The entire listing is to be repeated verbatim.

Saved entries
────────

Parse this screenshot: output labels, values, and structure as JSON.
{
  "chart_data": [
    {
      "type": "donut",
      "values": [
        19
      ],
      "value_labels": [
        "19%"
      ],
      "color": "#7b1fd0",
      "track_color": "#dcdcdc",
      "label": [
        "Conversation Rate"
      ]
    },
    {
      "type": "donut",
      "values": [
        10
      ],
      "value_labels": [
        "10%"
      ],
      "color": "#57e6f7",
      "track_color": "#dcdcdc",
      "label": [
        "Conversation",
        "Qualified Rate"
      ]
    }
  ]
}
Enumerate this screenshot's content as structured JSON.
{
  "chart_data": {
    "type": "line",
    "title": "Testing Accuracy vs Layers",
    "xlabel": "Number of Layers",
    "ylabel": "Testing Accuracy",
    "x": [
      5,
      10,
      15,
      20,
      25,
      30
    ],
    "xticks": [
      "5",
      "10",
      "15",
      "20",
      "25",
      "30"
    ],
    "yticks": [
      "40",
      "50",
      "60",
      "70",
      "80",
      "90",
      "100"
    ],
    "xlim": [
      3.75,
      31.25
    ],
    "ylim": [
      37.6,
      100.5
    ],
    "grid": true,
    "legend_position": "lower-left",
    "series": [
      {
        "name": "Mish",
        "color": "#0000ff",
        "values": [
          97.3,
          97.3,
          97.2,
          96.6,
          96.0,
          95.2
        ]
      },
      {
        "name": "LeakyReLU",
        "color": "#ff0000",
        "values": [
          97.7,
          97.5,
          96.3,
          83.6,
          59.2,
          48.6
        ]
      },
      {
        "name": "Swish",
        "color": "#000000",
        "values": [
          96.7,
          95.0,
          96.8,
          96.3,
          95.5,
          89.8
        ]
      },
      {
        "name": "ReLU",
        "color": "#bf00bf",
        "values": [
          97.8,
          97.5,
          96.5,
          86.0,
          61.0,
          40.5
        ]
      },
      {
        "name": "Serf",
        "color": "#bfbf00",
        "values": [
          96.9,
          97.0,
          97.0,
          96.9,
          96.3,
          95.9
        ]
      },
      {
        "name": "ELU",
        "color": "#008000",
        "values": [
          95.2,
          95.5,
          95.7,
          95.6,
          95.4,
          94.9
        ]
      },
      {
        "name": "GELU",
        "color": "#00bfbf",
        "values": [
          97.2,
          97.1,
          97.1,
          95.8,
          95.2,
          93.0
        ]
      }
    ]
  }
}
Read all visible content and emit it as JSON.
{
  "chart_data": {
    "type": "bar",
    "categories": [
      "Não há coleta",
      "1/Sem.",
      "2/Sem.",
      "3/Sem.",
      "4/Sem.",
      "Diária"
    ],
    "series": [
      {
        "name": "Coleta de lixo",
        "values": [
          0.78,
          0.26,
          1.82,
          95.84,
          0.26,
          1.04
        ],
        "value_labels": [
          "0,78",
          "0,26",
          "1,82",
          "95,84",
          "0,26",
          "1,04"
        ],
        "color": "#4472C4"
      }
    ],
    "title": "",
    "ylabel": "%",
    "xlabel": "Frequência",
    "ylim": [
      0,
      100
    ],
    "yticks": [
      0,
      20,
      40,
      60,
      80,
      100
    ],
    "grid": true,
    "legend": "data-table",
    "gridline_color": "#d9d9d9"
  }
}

────────

> [Full solution]
Parse this screenshot: output labels, values, and structure as JSON.
{
  "chart_data": [
    {
      "type": "donut",
      "values": [
        19
      ],
      "value_labels": [
        "19%"
      ],
      "color": "#7b1fd0",
      "track_color": "#dcdcdc",
      "label": [
        "Conversation Rate"
      ]
    },
    {
      "type": "donut",
      "values": [
        10
      ],
      "value_labels": [
        "10%"
      ],
      "color": "#57e6f7",
      "track_color": "#dcdcdc",
      "label": [
        "Conversation",
        "Qualified Rate"
      ]
    }
  ]
}
Enumerate this screenshot's content as structured JSON.
{
  "chart_data": {
    "type": "line",
    "title": "Testing Accuracy vs Layers",
    "xlabel": "Number of Layers",
    "ylabel": "Testing Accuracy",
    "x": [
      5,
      10,
      15,
      20,
      25,
      30
    ],
    "xticks": [
      "5",
      "10",
      "15",
      "20",
      "25",
      "30"
    ],
    "yticks": [
      "40",
      "50",
      "60",
      "70",
      "80",
      "90",
      "100"
    ],
    "xlim": [
      3.75,
      31.25
    ],
    "ylim": [
      37.6,
      100.5
    ],
    "grid": true,
    "legend_position": "lower-left",
    "series": [
      {
        "name": "Mish",
        "color": "#0000ff",
        "values": [
          97.3,
          97.3,
          97.2,
          96.6,
          96.0,
          95.2
        ]
      },
      {
        "name": "LeakyReLU",
        "color": "#ff0000",
        "values": [
          97.7,
          97.5,
          96.3,
          83.6,
          59.2,
          48.6
        ]
      },
      {
        "name": "Swish",
        "color": "#000000",
        "values": [
          96.7,
          95.0,
          96.8,
          96.3,
          95.5,
          89.8
        ]
      },
      {
        "name": "ReLU",
        "color": "#bf00bf",
        "values": [
          97.8,
          97.5,
          96.5,
          86.0,
          61.0,
          40.5
        ]
      },
      {
        "name": "Serf",
        "color": "#bfbf00",
        "values": [
          96.9,
          97.0,
          97.0,
          96.9,
          96.3,
          95.9
        ]
      },
      {
        "name": "ELU",
        "color": "#008000",
        "values": [
          95.2,
          95.5,
          95.7,
          95.6,
          95.4,
          94.9
        ]
      },
      {
        "name": "GELU",
        "color": "#00bfbf",
        "values": [
          97.2,
          97.1,
          97.1,
          95.8,
          95.2,
          93.0
        ]
      }
    ]
  }
}
Read all visible content and emit it as JSON.
{
  "chart_data": {
    "type": "bar",
    "categories": [
      "Não há coleta",
      "1/Sem.",
      "2/Sem.",
      "3/Sem.",
      "4/Sem.",
      "Diária"
    ],
    "series": [
      {
        "name": "Coleta de lixo",
        "values": [
          0.78,
          0.26,
          1.82,
          95.84,
          0.26,
          1.04
        ],
        "value_labels": [
          "0,78",
          "0,26",
          "1,82",
          "95,84",
          "0,26",
          "1,04"
        ],
        "color": "#4472C4"
      }
    ],
    "title": "",
    "ylabel": "%",
    "xlabel": "Frequência",
    "ylim": [
      0,
      100
    ],
    "yticks": [
      0,
      20,
      40,
      60,
      80,
      100
    ],
    "grid": true,
    "legend": "data-table",
    "gridline_color": "#d9d9d9"
  }
}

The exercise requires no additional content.